__Exercise objective__: Read the lines below. Copy out any that hold the string "with".

__Task material__:

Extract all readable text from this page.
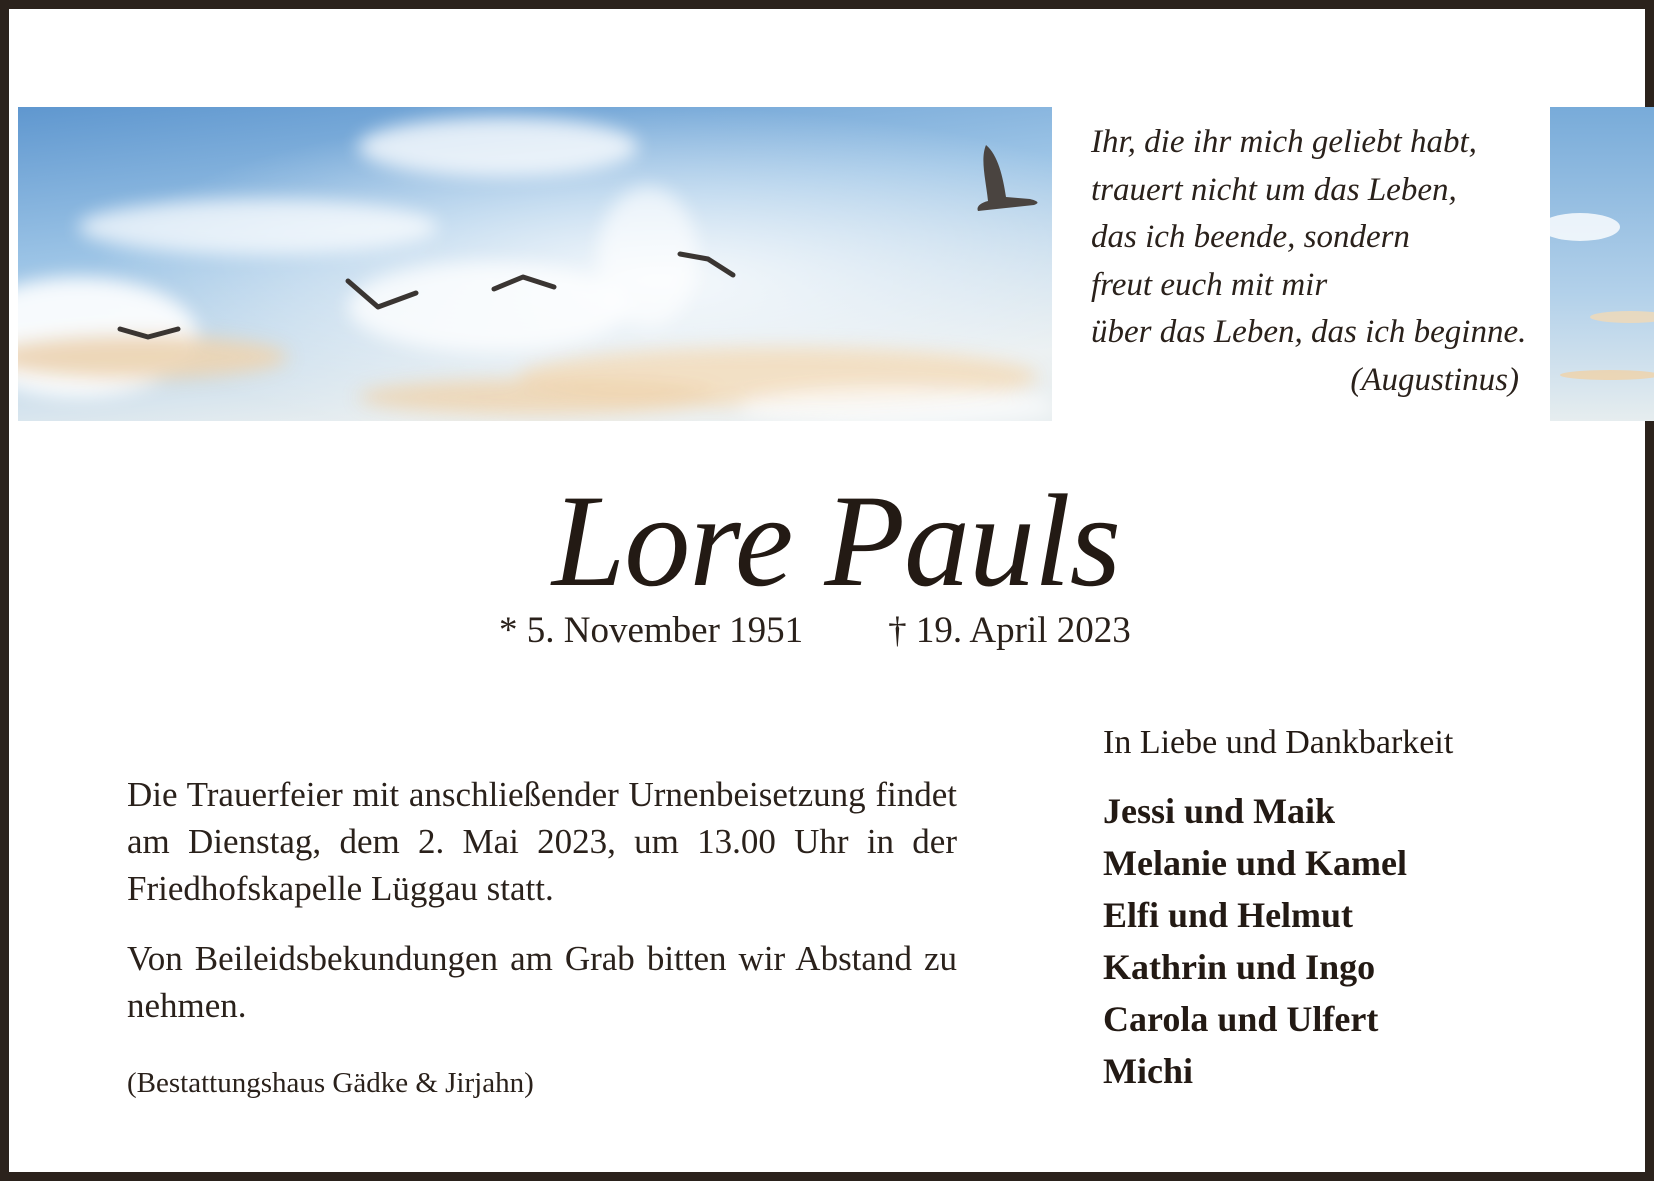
Ihr, die ihr mich geliebt habt,
trauert nicht um das Leben,
das ich beende, sondern
freut euch mit mir
über das Leben, das ich beginne.
(Augustinus)
Lore Pauls
* 5. November 1951 † 19. April 2023

Die Trauerfeier mit anschließender Urnenbeisetzung findet am Dienstag, dem 2. Mai 2023, um 13.00 Uhr in der Friedhofskapelle Lüggau statt.

Von Beileidsbekundungen am Grab bitten wir Abstand zu nehmen.

(Bestattungshaus Gädke & Jirjahn)
In Liebe und Dankbarkeit
Jessi und Maik
Melanie und Kamel
Elfi und Helmut
Kathrin und Ingo
Carola und Ulfert
Michi
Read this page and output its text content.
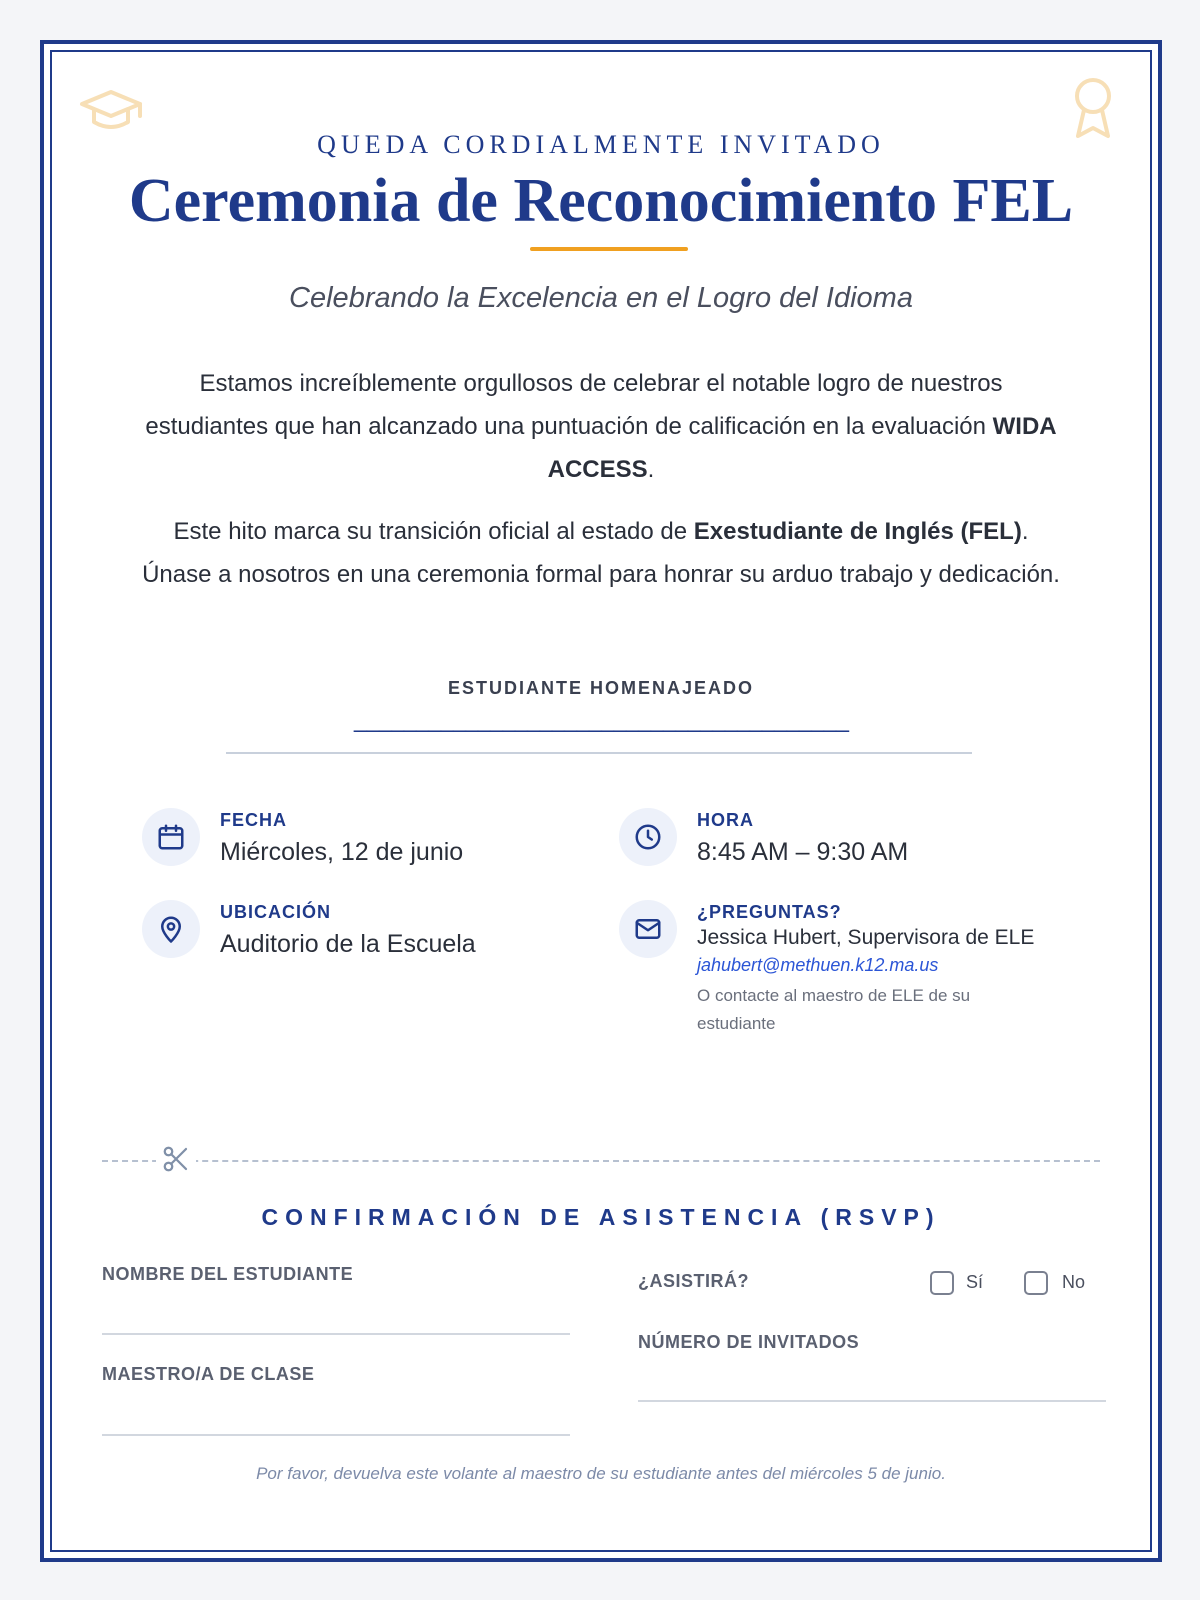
QUEDA CORDIALMENTE INVITADO
Ceremonia de Reconocimiento FEL
Celebrando la Excelencia en el Logro del Idioma
Estamos increíblemente orgullosos de celebrar el notable logro de nuestros estudiantes que han alcanzado una puntuación de calificación en la evaluación WIDA ACCESS.
Este hito marca su transición oficial al estado de Exestudiante de Inglés (FEL). Únase a nosotros en una ceremonia formal para honrar su arduo trabajo y dedicación.
ESTUDIANTE HOMENAJEADO
________________________________________
FECHA
Miércoles, 12 de junio
HORA
8:45 AM – 9:30 AM
UBICACIÓN
Auditorio de la Escuela
¿PREGUNTAS?
Jessica Hubert, Supervisora de ELE
jahubert@methuen.k12.ma.us
O contacte al maestro de ELE de su estudiante
CONFIRMACIÓN DE ASISTENCIA (RSVP)
NOMBRE DEL ESTUDIANTE
MAESTRO/A DE CLASE
¿ASISTIRÁ?	Sí	No
NÚMERO DE INVITADOS
Por favor, devuelva este volante al maestro de su estudiante antes del miércoles 5 de junio.
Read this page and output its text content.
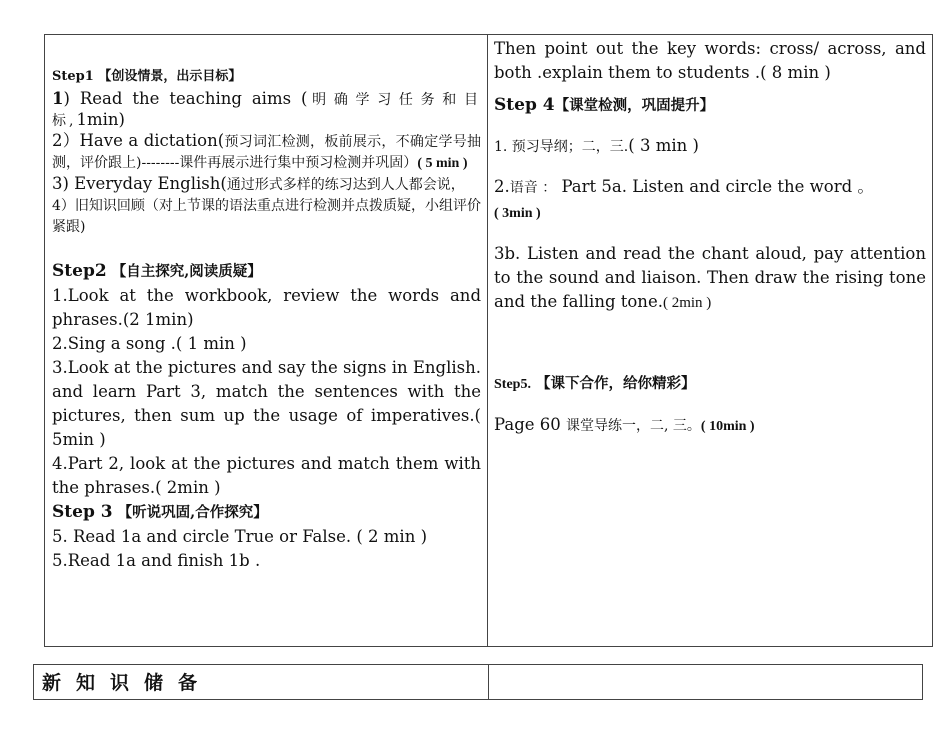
Step1 【创设情景，出示目标】

1) Read the teaching aims (明确学习任务和目标,1min)

2）Have a dictation(预习词汇检测，板前展示，不确定学号抽测，评价跟上)--------课件再展示进行集中预习检测并巩固）( 5 min )

3) Everyday English(通过形式多样的练习达到人人都会说，

4）旧知识回顾（对上节课的语法重点进行检测并点拨质疑，小组评价紧跟)

Step2 【自主探究,阅读质疑】

1.Look at the workbook, review the words and phrases.(2 1min)

2.Sing a song .( 1 min )

3.Look at the pictures and say the signs in English. and learn Part 3, match the sentences with the pictures, then sum up the usage of imperatives.( 5min )

4.Part 2, look at the pictures and match them with the phrases.( 2min )

Step 3 【听说巩固,合作探究】

5. Read 1a and circle True or False. ( 2 min )

5.Read 1a and finish 1b .

Then point out the key words: cross/ across, and both .explain them to students .( 8 min )

Step 4【课堂检测，巩固提升】

1. 预习导纲；二，三.( 3 min )

2.语音 ： Part 5a. Listen and circle the word 。

( 3min )

3b. Listen and read the chant aloud, pay attention to the sound and liaison. Then draw the rising tone and the falling tone.( 2min )

Step5. 【课下合作，给你精彩】

Page 60 课堂导练一，二, 三。( 10min )

新知识储备
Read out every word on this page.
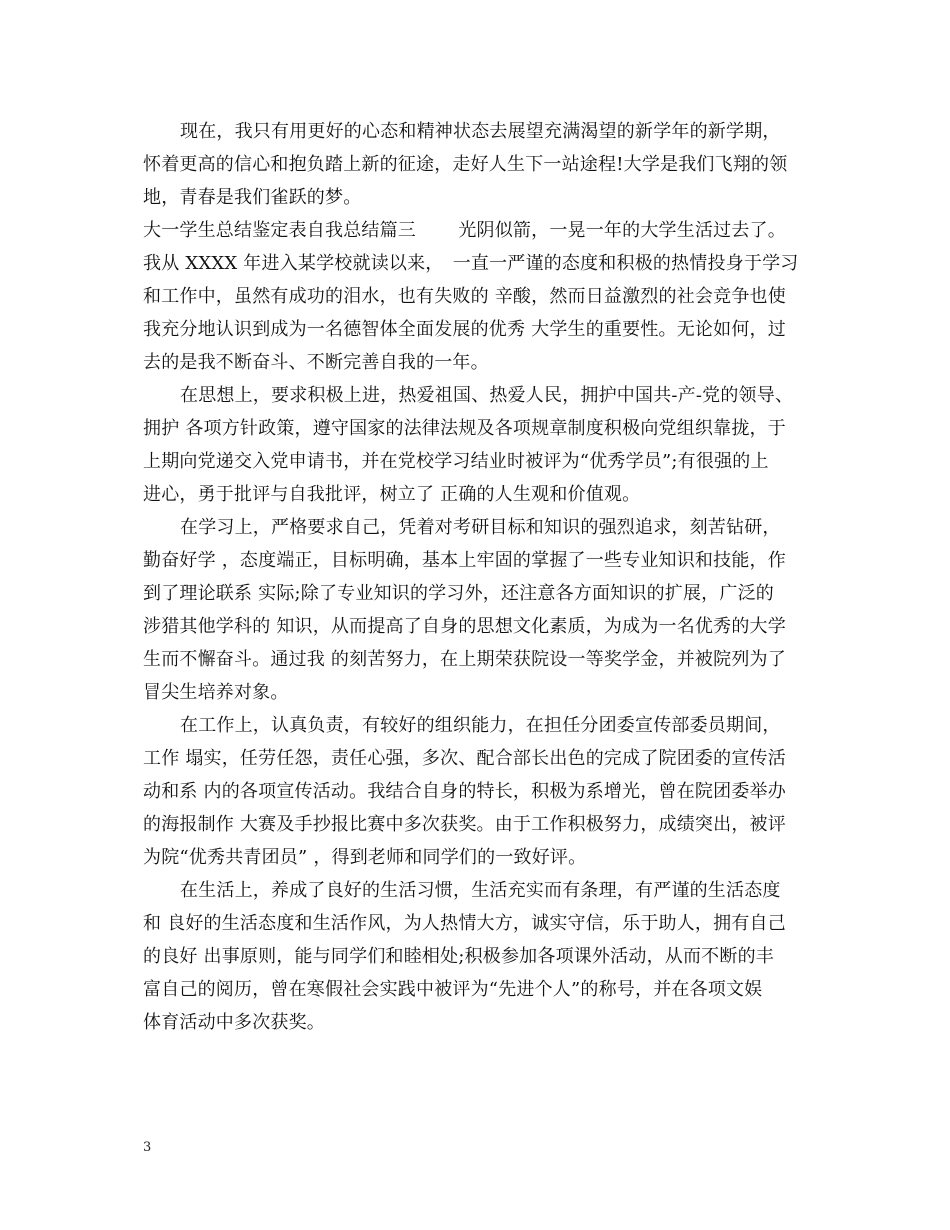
现在，我只有用更好的心态和精神状态去展望充满渴望的新学年的新学期，
怀着更高的信心和抱负踏上新的征途，走好人生下一站途程!大学是我们飞翔的领
地，青春是我们雀跃的梦。
大一学生总结鉴定表自我总结篇三　　 光阴似箭，一晃一年的大学生活过去了。
我从 XXXX 年进入某学校就读以来，　一直一严谨的态度和积极的热情投身于学习
和工作中，虽然有成功的泪水，也有失败的 辛酸，然而日益激烈的社会竞争也使
我充分地认识到成为一名德智体全面发展的优秀 大学生的重要性。无论如何，过
去的是我不断奋斗、不断完善自我的一年。
在思想上，要求积极上进，热爱祖国、热爱人民，拥护中国共-产-党的领导、
拥护 各项方针政策，遵守国家的法律法规及各项规章制度积极向党组织靠拢，于
上期向党递交入党申请书，并在党校学习结业时被评为“优秀学员”;有很强的上
进心，勇于批评与自我批评，树立了 正确的人生观和价值观。
在学习上，严格要求自己，凭着对考研目标和知识的强烈追求，刻苦钻研，
勤奋好学 ，态度端正，目标明确，基本上牢固的掌握了一些专业知识和技能，作
到了理论联系 实际;除了专业知识的学习外，还注意各方面知识的扩展，广泛的
涉猎其他学科的 知识，从而提高了自身的思想文化素质，为成为一名优秀的大学
生而不懈奋斗。通过我 的刻苦努力，在上期荣获院设一等奖学金，并被院列为了
冒尖生培养对象。
在工作上，认真负责，有较好的组织能力，在担任分团委宣传部委员期间，
工作 塌实，任劳任怨，责任心强，多次、配合部长出色的完成了院团委的宣传活
动和系 内的各项宣传活动。我结合自身的特长，积极为系增光，曾在院团委举办
的海报制作 大赛及手抄报比赛中多次获奖。由于工作积极努力，成绩突出，被评
为院“优秀共青团员” ，得到老师和同学们的一致好评。
在生活上，养成了良好的生活习惯，生活充实而有条理，有严谨的生活态度
和 良好的生活态度和生活作风，为人热情大方，诚实守信，乐于助人，拥有自己
的良好 出事原则，能与同学们和睦相处;积极参加各项课外活动，从而不断的丰
富自己的阅历，曾在寒假社会实践中被评为“先进个人”的称号，并在各项文娱
体育活动中多次获奖。
3
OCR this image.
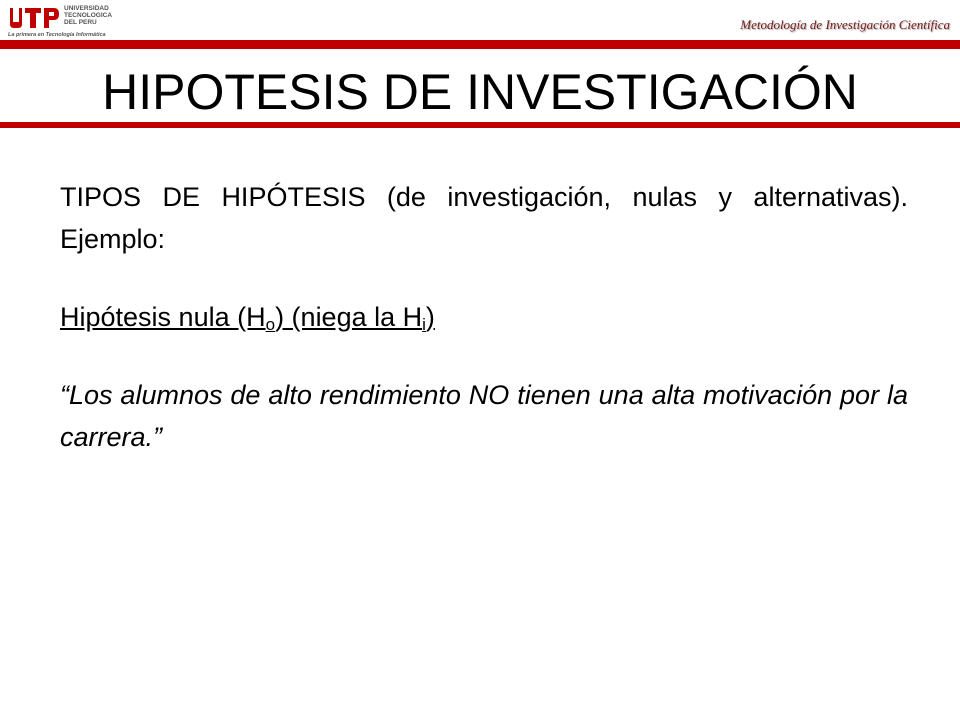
UNIVERSIDAD
TECNOLOGICA
DEL PERU
La primera en Tecnología Informática
Metodología de Investigación Científica
HIPOTESIS DE INVESTIGACIÓN

TIPOS DE HIPÓTESIS (de investigación, nulas y alternativas). Ejemplo:

Hipótesis nula $(H_o)$ (niega la $H_i$)

“Los alumnos de alto rendimiento NO tienen una alta motivación por la carrera.”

__Task output__:
3.Look at the pictures and say the signs in English. and learn Part 3, match the sentences with the pictures, then sum up the usage of imperatives.( 5min )
4.Part 2, look at the pictures and match them with the phrases.( 2min )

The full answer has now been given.